┌─ TASK DATA

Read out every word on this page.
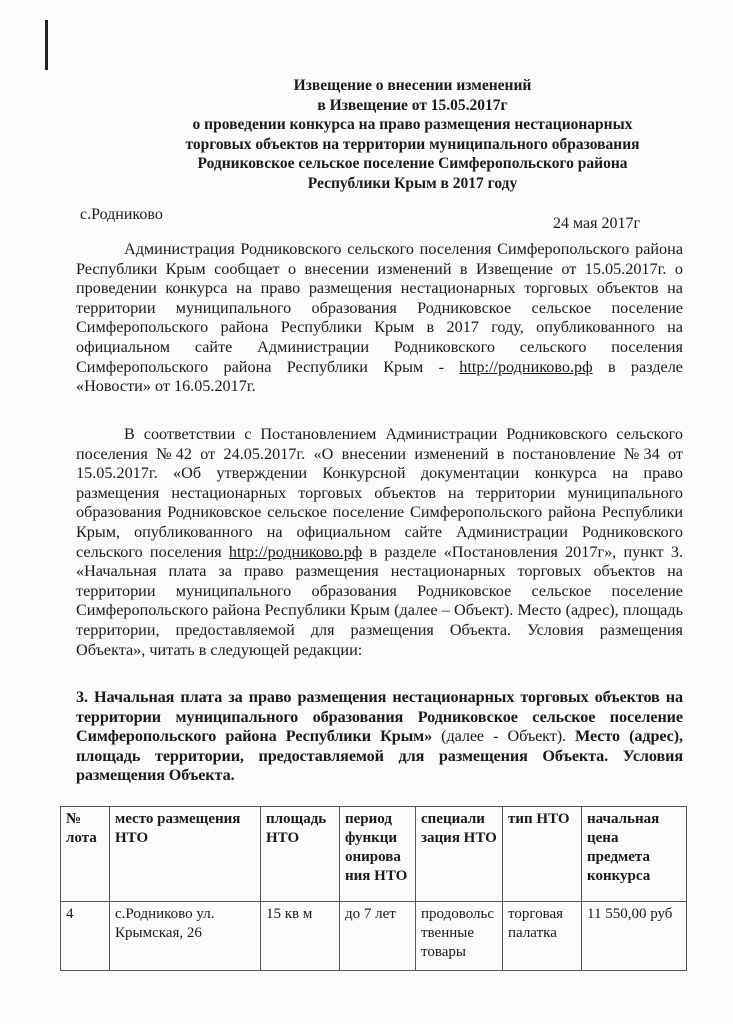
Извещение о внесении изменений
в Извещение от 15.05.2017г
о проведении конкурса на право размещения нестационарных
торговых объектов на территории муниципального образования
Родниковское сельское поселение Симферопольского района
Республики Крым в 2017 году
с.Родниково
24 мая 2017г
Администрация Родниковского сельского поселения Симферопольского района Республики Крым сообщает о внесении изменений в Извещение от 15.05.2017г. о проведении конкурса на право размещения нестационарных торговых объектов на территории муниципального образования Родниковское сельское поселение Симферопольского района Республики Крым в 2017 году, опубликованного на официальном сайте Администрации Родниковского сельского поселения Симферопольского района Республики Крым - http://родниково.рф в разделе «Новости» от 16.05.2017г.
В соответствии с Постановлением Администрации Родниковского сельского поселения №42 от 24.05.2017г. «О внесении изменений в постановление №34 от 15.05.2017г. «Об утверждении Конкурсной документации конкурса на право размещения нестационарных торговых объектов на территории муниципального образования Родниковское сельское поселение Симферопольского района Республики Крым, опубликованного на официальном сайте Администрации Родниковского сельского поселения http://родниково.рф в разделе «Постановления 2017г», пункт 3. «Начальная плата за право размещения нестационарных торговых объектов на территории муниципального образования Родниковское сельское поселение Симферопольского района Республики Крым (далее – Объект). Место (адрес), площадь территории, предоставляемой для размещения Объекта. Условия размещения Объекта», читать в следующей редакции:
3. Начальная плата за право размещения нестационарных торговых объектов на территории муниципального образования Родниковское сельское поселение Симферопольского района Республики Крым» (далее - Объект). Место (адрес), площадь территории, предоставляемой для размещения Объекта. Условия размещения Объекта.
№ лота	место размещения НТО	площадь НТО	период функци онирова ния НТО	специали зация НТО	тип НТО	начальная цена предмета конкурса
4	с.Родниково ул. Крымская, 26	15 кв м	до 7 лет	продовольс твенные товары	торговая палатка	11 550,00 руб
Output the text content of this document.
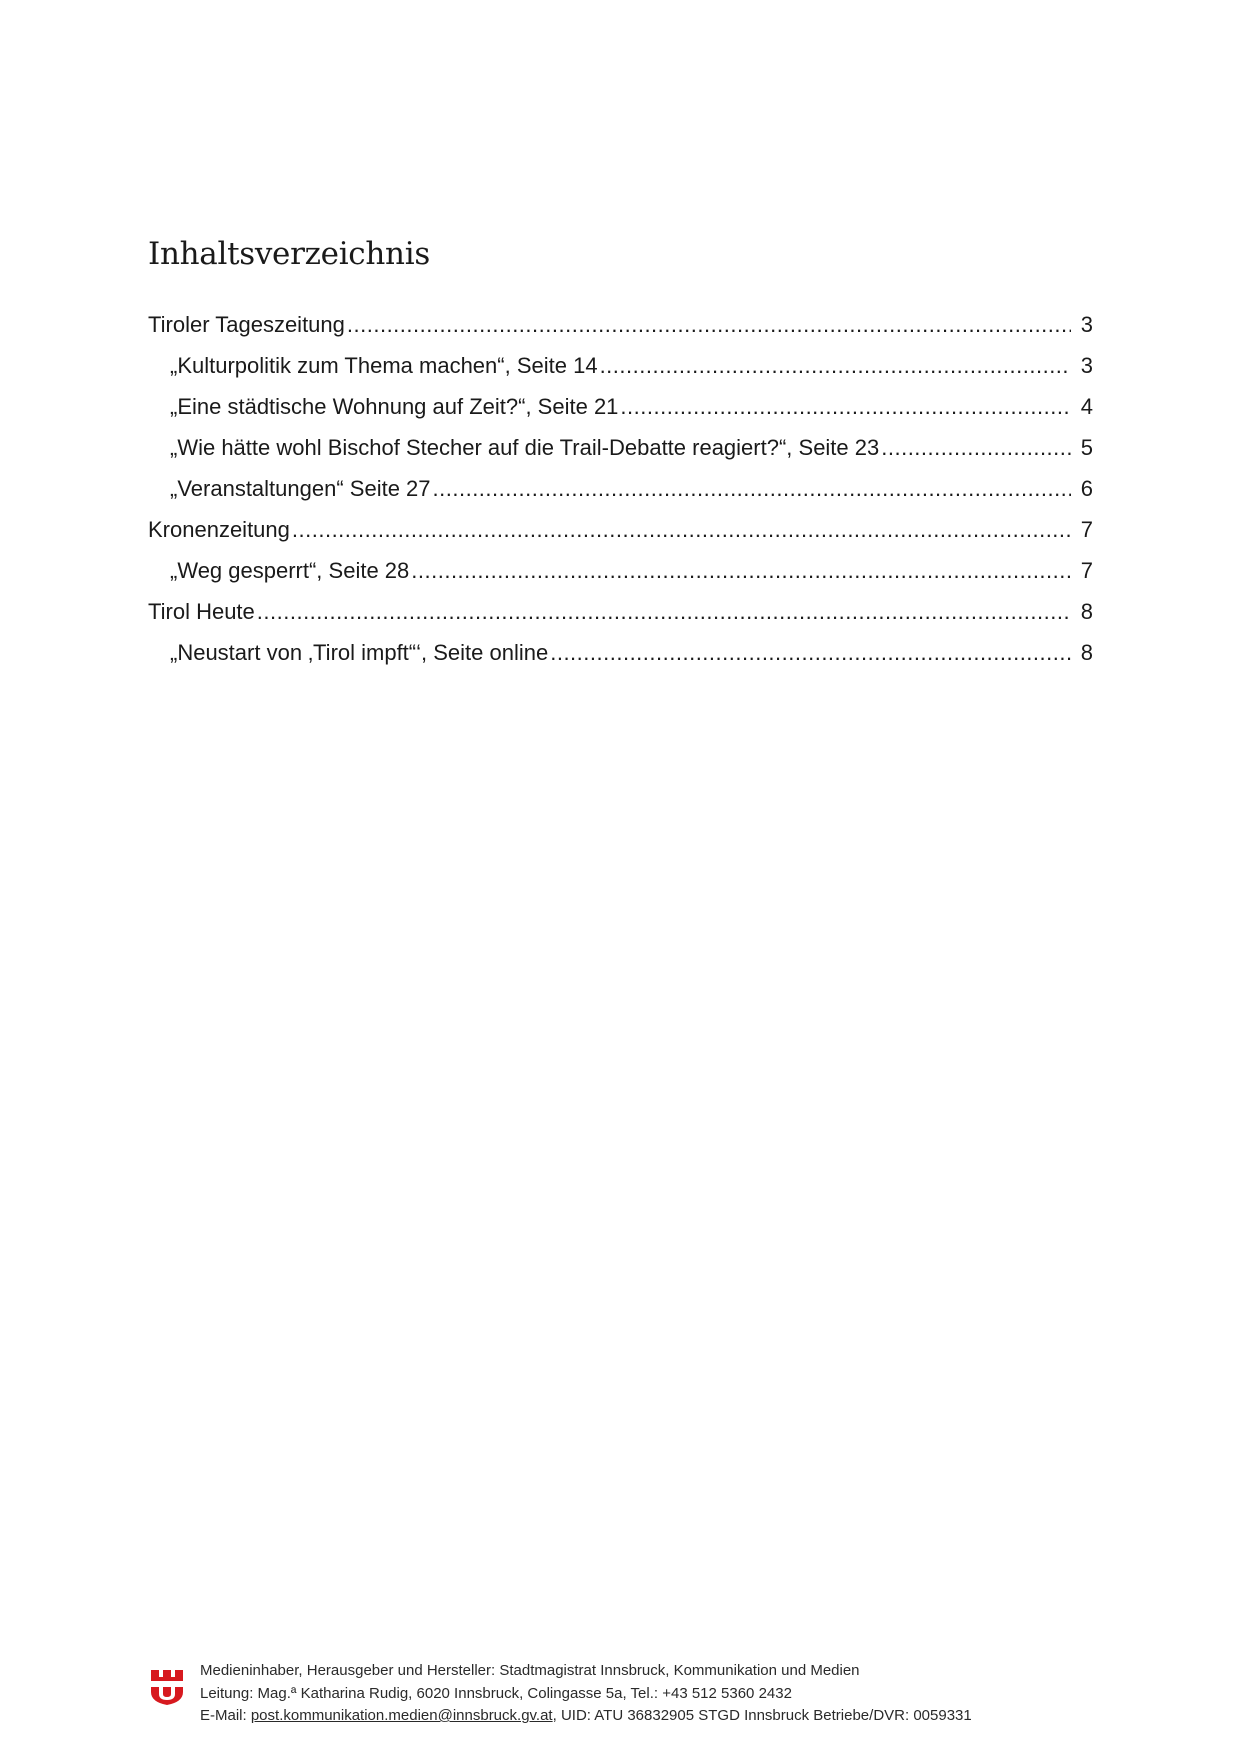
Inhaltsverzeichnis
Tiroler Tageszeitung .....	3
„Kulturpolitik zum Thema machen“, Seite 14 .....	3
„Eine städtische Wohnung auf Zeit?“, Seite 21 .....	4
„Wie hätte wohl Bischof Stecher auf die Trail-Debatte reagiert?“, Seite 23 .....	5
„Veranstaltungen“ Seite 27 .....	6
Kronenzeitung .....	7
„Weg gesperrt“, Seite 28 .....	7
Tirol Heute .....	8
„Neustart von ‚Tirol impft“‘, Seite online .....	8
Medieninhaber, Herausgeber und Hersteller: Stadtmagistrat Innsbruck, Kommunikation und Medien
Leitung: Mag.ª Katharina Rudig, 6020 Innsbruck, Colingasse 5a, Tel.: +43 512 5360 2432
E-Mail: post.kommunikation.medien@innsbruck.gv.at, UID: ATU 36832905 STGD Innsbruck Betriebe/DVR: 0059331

└─

*SHORT EXERCISE*
Starting at the line containing "Output the text content of this document.", write out each line through the last one in the listing above, inclusive, and nothing else. Pictures are excluded from the copy.

*RESPONSE TO THIS EXERCISE*
Output the text content of this document.
Inhaltsverzeichnis
Tiroler Tageszeitung .....	3
„Kulturpolitik zum Thema machen“, Seite 14 .....	3
„Eine städtische Wohnung auf Zeit?“, Seite 21 .....	4
„Wie hätte wohl Bischof Stecher auf die Trail-Debatte reagiert?“, Seite 23 .....	5
„Veranstaltungen“ Seite 27 .....	6
Kronenzeitung .....	7
„Weg gesperrt“, Seite 28 .....	7
Tirol Heute .....	8
„Neustart von ‚Tirol impft“‘, Seite online .....	8
Medieninhaber, Herausgeber und Hersteller: Stadtmagistrat Innsbruck, Kommunikation und Medien
Leitung: Mag.ª Katharina Rudig, 6020 Innsbruck, Colingasse 5a, Tel.: +43 512 5360 2432
E-Mail: post.kommunikation.medien@innsbruck.gv.at, UID: ATU 36832905 STGD Innsbruck Betriebe/DVR: 0059331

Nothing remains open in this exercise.